WHAT IS EXPECTED: In the listing that follows, how many lines contain "count"? Give the number only.

DATA FOR THE TASK:
start

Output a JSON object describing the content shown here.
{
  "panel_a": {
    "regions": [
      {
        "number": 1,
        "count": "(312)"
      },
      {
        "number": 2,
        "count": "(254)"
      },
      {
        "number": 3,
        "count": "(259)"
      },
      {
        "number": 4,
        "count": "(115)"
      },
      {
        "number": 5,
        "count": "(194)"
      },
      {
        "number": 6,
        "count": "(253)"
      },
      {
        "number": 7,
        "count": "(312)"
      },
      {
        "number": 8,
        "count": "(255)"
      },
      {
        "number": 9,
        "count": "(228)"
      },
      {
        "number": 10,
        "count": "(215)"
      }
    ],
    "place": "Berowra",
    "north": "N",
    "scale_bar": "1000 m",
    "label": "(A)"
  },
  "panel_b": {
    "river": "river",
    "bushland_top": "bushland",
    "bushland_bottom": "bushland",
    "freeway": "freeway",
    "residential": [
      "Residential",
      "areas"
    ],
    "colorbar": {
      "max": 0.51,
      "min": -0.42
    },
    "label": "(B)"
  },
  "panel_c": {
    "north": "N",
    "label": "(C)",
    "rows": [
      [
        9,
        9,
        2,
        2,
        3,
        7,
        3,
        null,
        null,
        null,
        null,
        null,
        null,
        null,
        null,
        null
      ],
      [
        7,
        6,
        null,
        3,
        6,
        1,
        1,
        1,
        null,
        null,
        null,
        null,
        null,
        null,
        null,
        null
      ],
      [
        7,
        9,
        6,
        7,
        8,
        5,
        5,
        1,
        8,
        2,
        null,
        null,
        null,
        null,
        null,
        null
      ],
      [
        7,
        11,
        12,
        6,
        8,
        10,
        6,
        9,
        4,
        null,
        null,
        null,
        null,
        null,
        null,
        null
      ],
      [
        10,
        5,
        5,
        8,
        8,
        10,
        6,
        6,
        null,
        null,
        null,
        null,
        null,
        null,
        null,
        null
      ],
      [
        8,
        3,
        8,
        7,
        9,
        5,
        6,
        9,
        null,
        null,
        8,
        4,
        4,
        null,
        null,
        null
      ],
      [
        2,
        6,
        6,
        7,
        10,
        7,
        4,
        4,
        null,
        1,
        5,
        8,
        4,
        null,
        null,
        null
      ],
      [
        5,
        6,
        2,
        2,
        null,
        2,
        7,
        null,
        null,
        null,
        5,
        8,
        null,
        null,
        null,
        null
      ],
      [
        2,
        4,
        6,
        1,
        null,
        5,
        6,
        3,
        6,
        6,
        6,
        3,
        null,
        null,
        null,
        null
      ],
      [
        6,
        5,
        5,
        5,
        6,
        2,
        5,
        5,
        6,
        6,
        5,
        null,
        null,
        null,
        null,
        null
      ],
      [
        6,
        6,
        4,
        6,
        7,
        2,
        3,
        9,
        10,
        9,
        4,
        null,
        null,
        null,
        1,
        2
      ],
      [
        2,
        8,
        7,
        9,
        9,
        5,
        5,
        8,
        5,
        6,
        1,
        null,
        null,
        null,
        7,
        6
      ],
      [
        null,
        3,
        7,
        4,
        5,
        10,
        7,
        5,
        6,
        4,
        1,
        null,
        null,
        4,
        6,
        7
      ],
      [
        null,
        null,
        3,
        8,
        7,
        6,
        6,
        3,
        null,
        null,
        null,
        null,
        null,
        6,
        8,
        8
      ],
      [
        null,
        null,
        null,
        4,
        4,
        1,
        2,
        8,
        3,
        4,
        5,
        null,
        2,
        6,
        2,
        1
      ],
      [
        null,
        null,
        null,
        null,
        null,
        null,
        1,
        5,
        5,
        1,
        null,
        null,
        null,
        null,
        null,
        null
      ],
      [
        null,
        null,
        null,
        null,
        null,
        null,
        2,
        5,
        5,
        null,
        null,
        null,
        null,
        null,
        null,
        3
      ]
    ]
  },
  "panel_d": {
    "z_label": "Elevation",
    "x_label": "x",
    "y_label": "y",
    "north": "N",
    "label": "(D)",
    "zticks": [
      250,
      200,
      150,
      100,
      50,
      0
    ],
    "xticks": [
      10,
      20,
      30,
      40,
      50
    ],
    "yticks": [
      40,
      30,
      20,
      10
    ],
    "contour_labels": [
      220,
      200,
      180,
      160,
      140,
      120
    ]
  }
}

end

REPLY TO THE EXERCISE: 10